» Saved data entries
(begin)

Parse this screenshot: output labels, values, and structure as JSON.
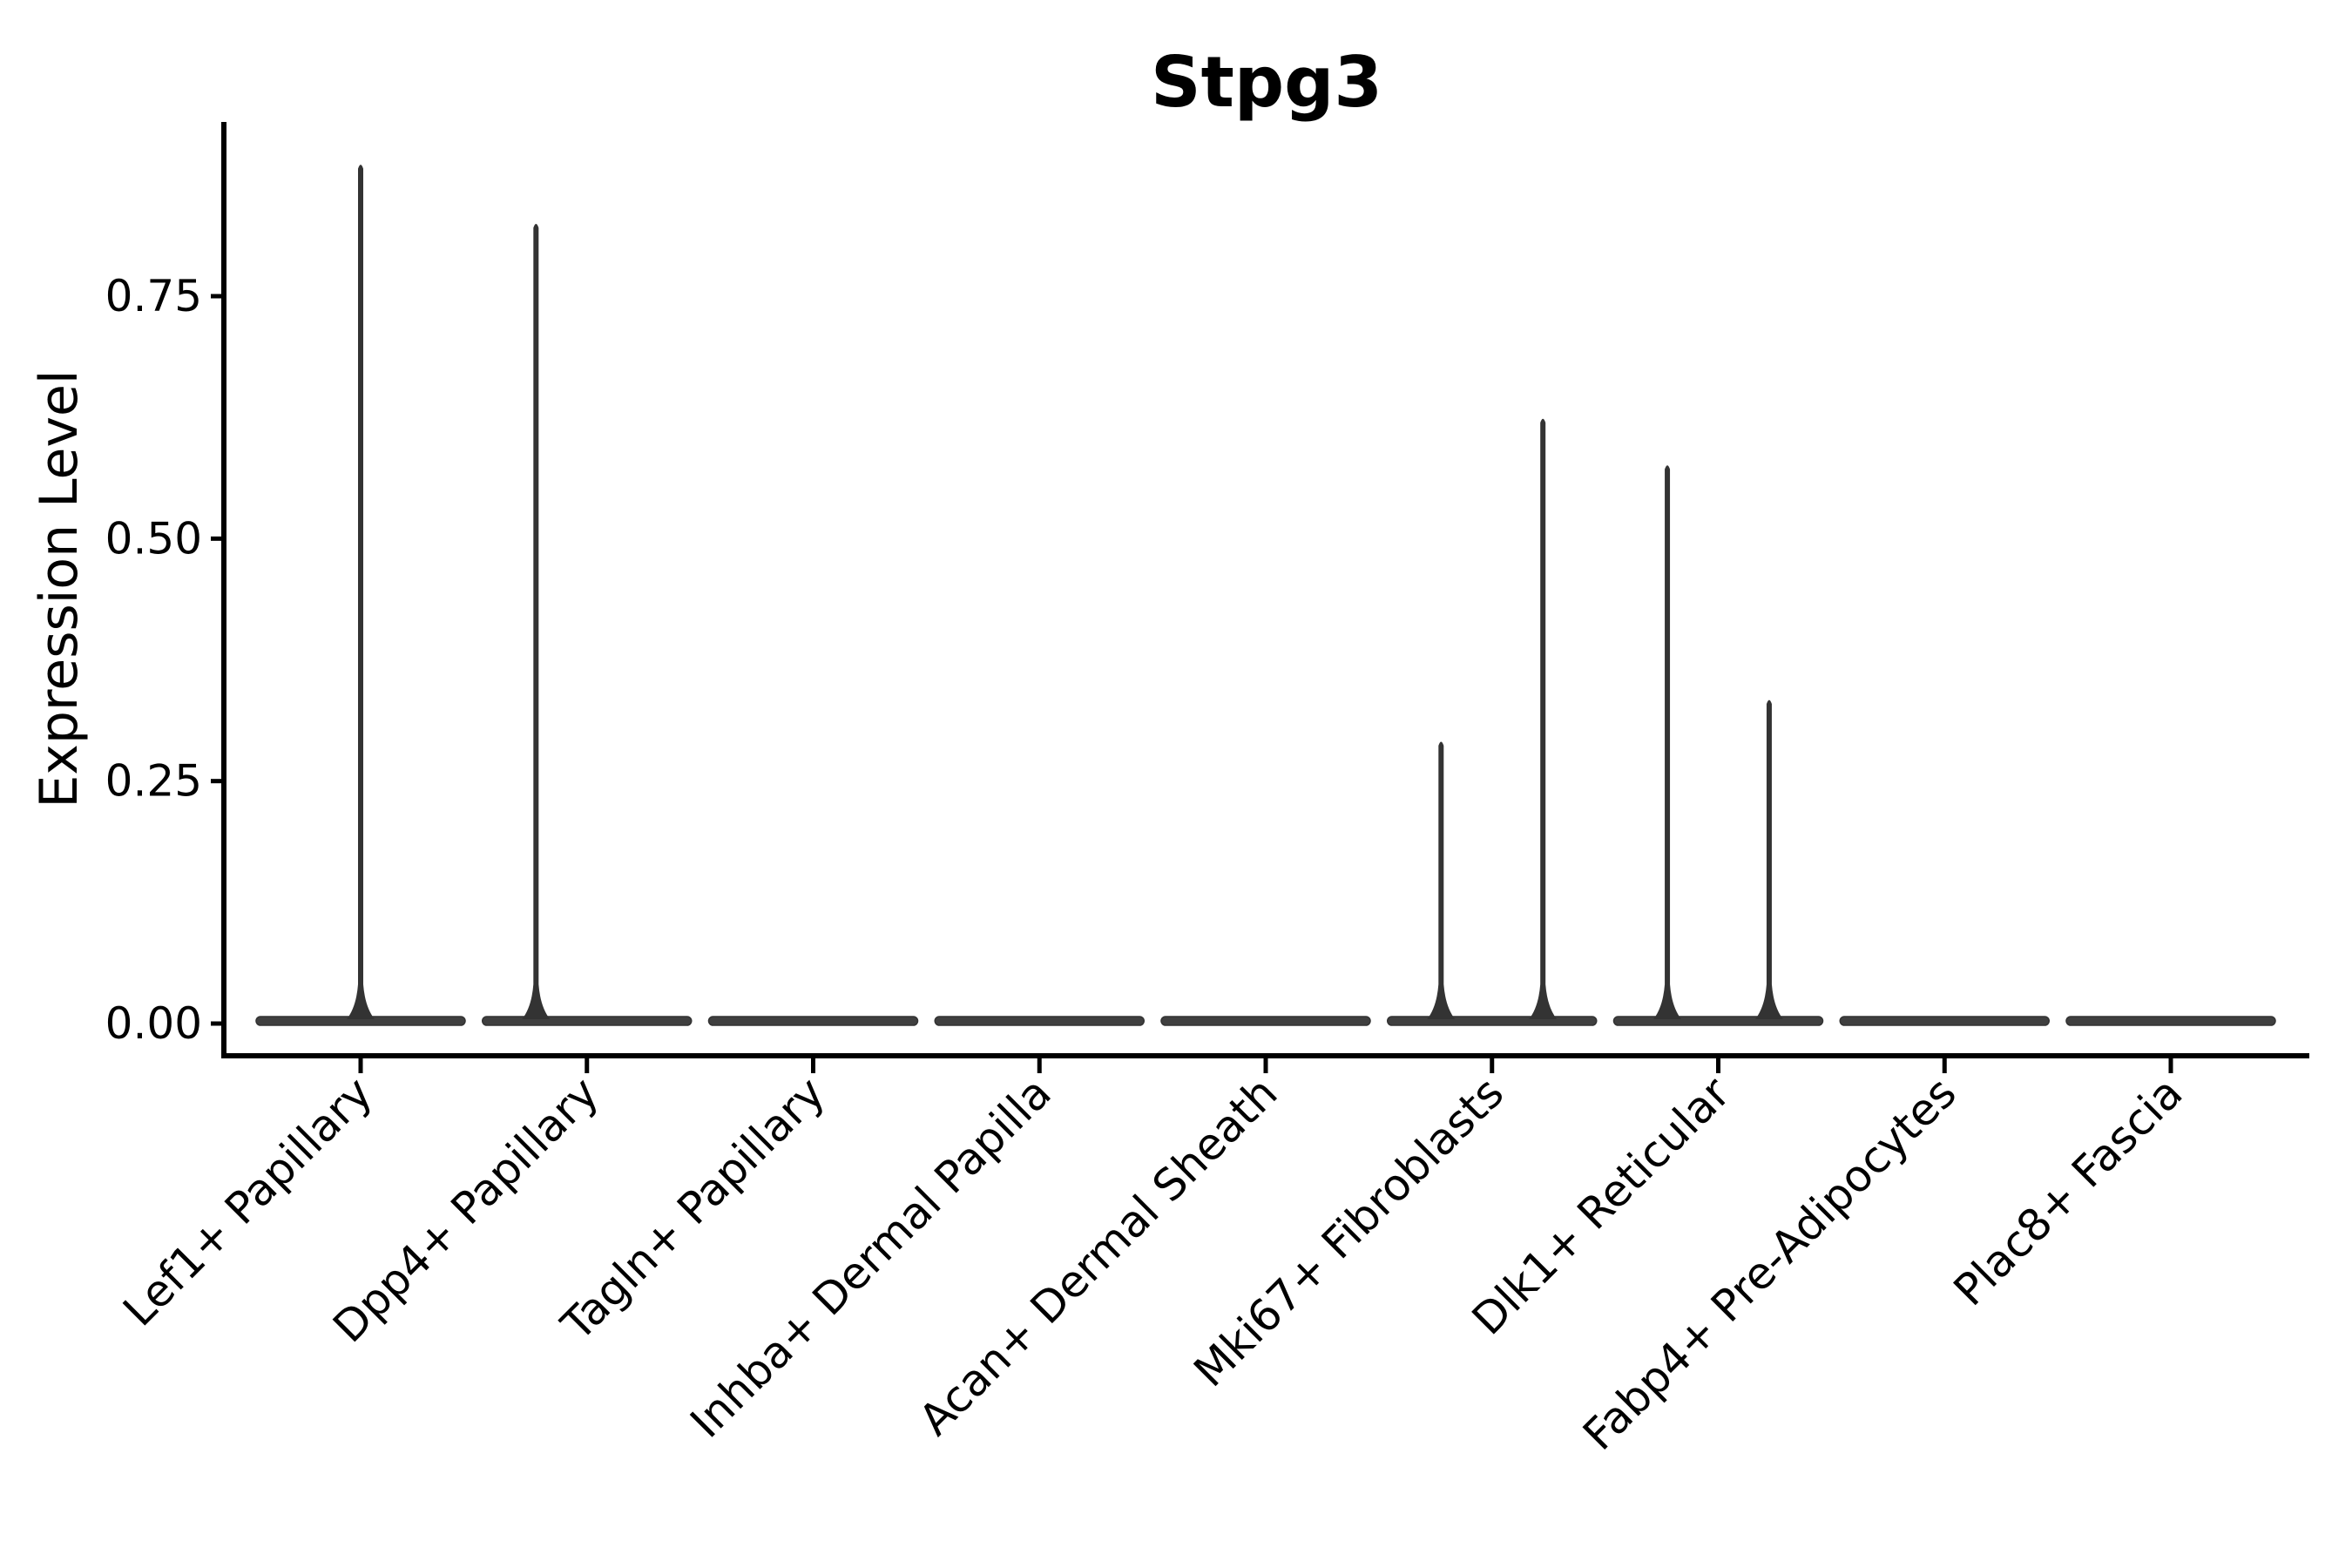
{
  "title": "Stpg3",
  "chart_data": {
    "type": "violin",
    "title": "Stpg3",
    "xlabel": "",
    "ylabel": "Expression Level",
    "ylim": [
      0,
      0.93
    ],
    "grid": false,
    "legend_position": "none",
    "yticks": [
      {
        "label": "0.00",
        "value": 0.0
      },
      {
        "label": "0.25",
        "value": 0.25
      },
      {
        "label": "0.50",
        "value": 0.5
      },
      {
        "label": "0.75",
        "value": 0.75
      }
    ],
    "categories": [
      "Lef1+ Papillary",
      "Dpp4+ Papillary",
      "Tagln+ Papillary",
      "Inhba+ Dermal Papilla",
      "Acan+ Dermal Sheath",
      "Mki67+ Fibroblasts",
      "Dlk1+ Reticular",
      "Fabp4+ Pre-Adipocytes",
      "Plac8+ Fascia"
    ],
    "violins": [
      {
        "category": "Lef1+ Papillary",
        "baseline_value": 0,
        "spikes": [
          {
            "offset_frac": 0.0,
            "max": 0.886
          }
        ]
      },
      {
        "category": "Dpp4+ Papillary",
        "baseline_value": 0,
        "spikes": [
          {
            "offset_frac": -0.225,
            "max": 0.825
          }
        ]
      },
      {
        "category": "Tagln+ Papillary",
        "baseline_value": 0,
        "spikes": []
      },
      {
        "category": "Inhba+ Dermal Papilla",
        "baseline_value": 0,
        "spikes": []
      },
      {
        "category": "Acan+ Dermal Sheath",
        "baseline_value": 0,
        "spikes": []
      },
      {
        "category": "Mki67+ Fibroblasts",
        "baseline_value": 0,
        "spikes": [
          {
            "offset_frac": -0.225,
            "max": 0.291
          },
          {
            "offset_frac": 0.225,
            "max": 0.624
          }
        ]
      },
      {
        "category": "Dlk1+ Reticular",
        "baseline_value": 0,
        "spikes": [
          {
            "offset_frac": -0.225,
            "max": 0.576
          },
          {
            "offset_frac": 0.225,
            "max": 0.334
          }
        ]
      },
      {
        "category": "Fabp4+ Pre-Adipocytes",
        "baseline_value": 0,
        "spikes": []
      },
      {
        "category": "Plac8+ Fascia",
        "baseline_value": 0,
        "spikes": []
      }
    ],
    "colors": {
      "violin_fill": "#3f3f3f",
      "violin_stroke": "#333333",
      "axis": "#000000",
      "text": "#000000",
      "background": "#ffffff"
    }
  }
}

(end)

» Exercise instructions
Every entry must be written out exactly, with all pictures left out.

» Written solution
Parse this screenshot: output labels, values, and structure as JSON.
{
  "title": "Stpg3",
  "chart_data": {
    "type": "violin",
    "title": "Stpg3",
    "xlabel": "",
    "ylabel": "Expression Level",
    "ylim": [
      0,
      0.93
    ],
    "grid": false,
    "legend_position": "none",
    "yticks": [
      {
        "label": "0.00",
        "value": 0.0
      },
      {
        "label": "0.25",
        "value": 0.25
      },
      {
        "label": "0.50",
        "value": 0.5
      },
      {
        "label": "0.75",
        "value": 0.75
      }
    ],
    "categories": [
      "Lef1+ Papillary",
      "Dpp4+ Papillary",
      "Tagln+ Papillary",
      "Inhba+ Dermal Papilla",
      "Acan+ Dermal Sheath",
      "Mki67+ Fibroblasts",
      "Dlk1+ Reticular",
      "Fabp4+ Pre-Adipocytes",
      "Plac8+ Fascia"
    ],
    "violins": [
      {
        "category": "Lef1+ Papillary",
        "baseline_value": 0,
        "spikes": [
          {
            "offset_frac": 0.0,
            "max": 0.886
          }
        ]
      },
      {
        "category": "Dpp4+ Papillary",
        "baseline_value": 0,
        "spikes": [
          {
            "offset_frac": -0.225,
            "max": 0.825
          }
        ]
      },
      {
        "category": "Tagln+ Papillary",
        "baseline_value": 0,
        "spikes": []
      },
      {
        "category": "Inhba+ Dermal Papilla",
        "baseline_value": 0,
        "spikes": []
      },
      {
        "category": "Acan+ Dermal Sheath",
        "baseline_value": 0,
        "spikes": []
      },
      {
        "category": "Mki67+ Fibroblasts",
        "baseline_value": 0,
        "spikes": [
          {
            "offset_frac": -0.225,
            "max": 0.291
          },
          {
            "offset_frac": 0.225,
            "max": 0.624
          }
        ]
      },
      {
        "category": "Dlk1+ Reticular",
        "baseline_value": 0,
        "spikes": [
          {
            "offset_frac": -0.225,
            "max": 0.576
          },
          {
            "offset_frac": 0.225,
            "max": 0.334
          }
        ]
      },
      {
        "category": "Fabp4+ Pre-Adipocytes",
        "baseline_value": 0,
        "spikes": []
      },
      {
        "category": "Plac8+ Fascia",
        "baseline_value": 0,
        "spikes": []
      }
    ],
    "colors": {
      "violin_fill": "#3f3f3f",
      "violin_stroke": "#333333",
      "axis": "#000000",
      "text": "#000000",
      "background": "#ffffff"
    }
  }
}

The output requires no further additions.